### Objective
Return every record below exactly as written, omitting any pictures.

[Stored entries]

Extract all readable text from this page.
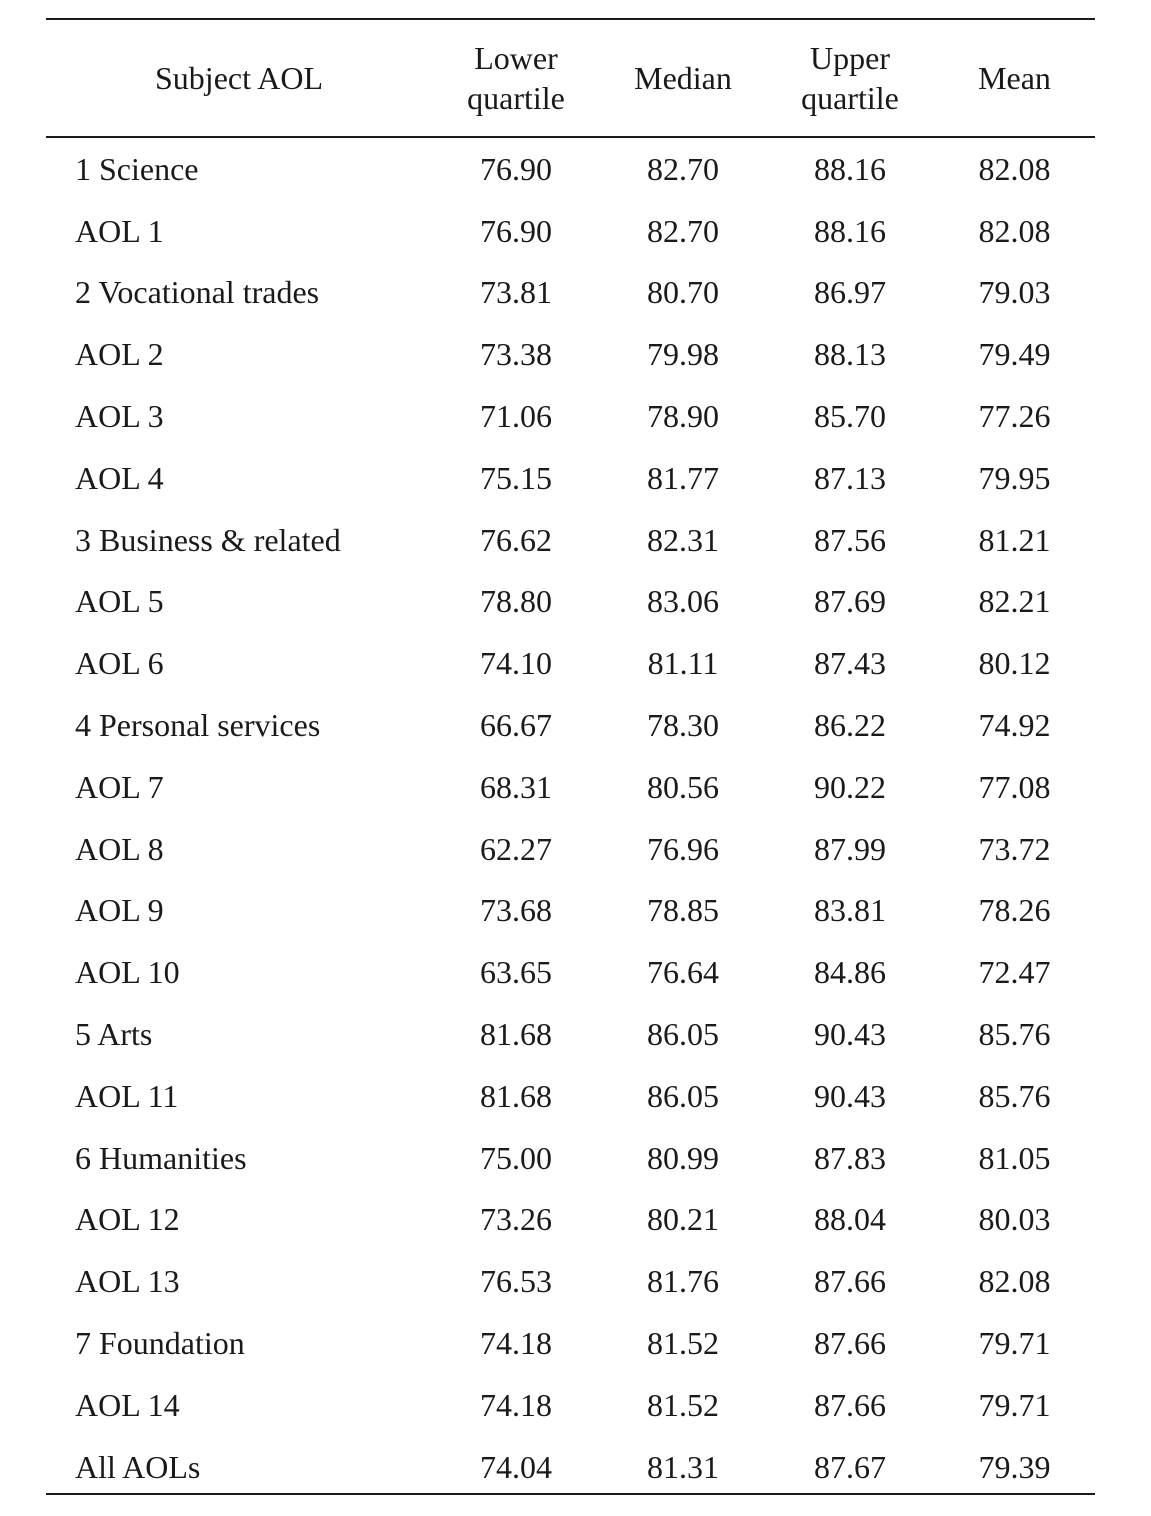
Subject AOL	Lower quartile	Median	Upper quartile	Mean
1 Science	76.90	82.70	88.16	82.08
AOL 1	76.90	82.70	88.16	82.08
2 Vocational trades	73.81	80.70	86.97	79.03
AOL 2	73.38	79.98	88.13	79.49
AOL 3	71.06	78.90	85.70	77.26
AOL 4	75.15	81.77	87.13	79.95
3 Business & related	76.62	82.31	87.56	81.21
AOL 5	78.80	83.06	87.69	82.21
AOL 6	74.10	81.11	87.43	80.12
4 Personal services	66.67	78.30	86.22	74.92
AOL 7	68.31	80.56	90.22	77.08
AOL 8	62.27	76.96	87.99	73.72
AOL 9	73.68	78.85	83.81	78.26
AOL 10	63.65	76.64	84.86	72.47
5 Arts	81.68	86.05	90.43	85.76
AOL 11	81.68	86.05	90.43	85.76
6 Humanities	75.00	80.99	87.83	81.05
AOL 12	73.26	80.21	88.04	80.03
AOL 13	76.53	81.76	87.66	82.08
7 Foundation	74.18	81.52	87.66	79.71
AOL 14	74.18	81.52	87.66	79.71
All AOLs	74.04	81.31	87.67	79.39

### Exercise solution
Extract all readable text from this page.
Subject AOL	Lower quartile	Median	Upper quartile	Mean
1 Science	76.90	82.70	88.16	82.08
AOL 1	76.90	82.70	88.16	82.08
2 Vocational trades	73.81	80.70	86.97	79.03
AOL 2	73.38	79.98	88.13	79.49
AOL 3	71.06	78.90	85.70	77.26
AOL 4	75.15	81.77	87.13	79.95
3 Business & related	76.62	82.31	87.56	81.21
AOL 5	78.80	83.06	87.69	82.21
AOL 6	74.10	81.11	87.43	80.12
4 Personal services	66.67	78.30	86.22	74.92
AOL 7	68.31	80.56	90.22	77.08
AOL 8	62.27	76.96	87.99	73.72
AOL 9	73.68	78.85	83.81	78.26
AOL 10	63.65	76.64	84.86	72.47
5 Arts	81.68	86.05	90.43	85.76
AOL 11	81.68	86.05	90.43	85.76
6 Humanities	75.00	80.99	87.83	81.05
AOL 12	73.26	80.21	88.04	80.03
AOL 13	76.53	81.76	87.66	82.08
7 Foundation	74.18	81.52	87.66	79.71
AOL 14	74.18	81.52	87.66	79.71
All AOLs	74.04	81.31	87.67	79.39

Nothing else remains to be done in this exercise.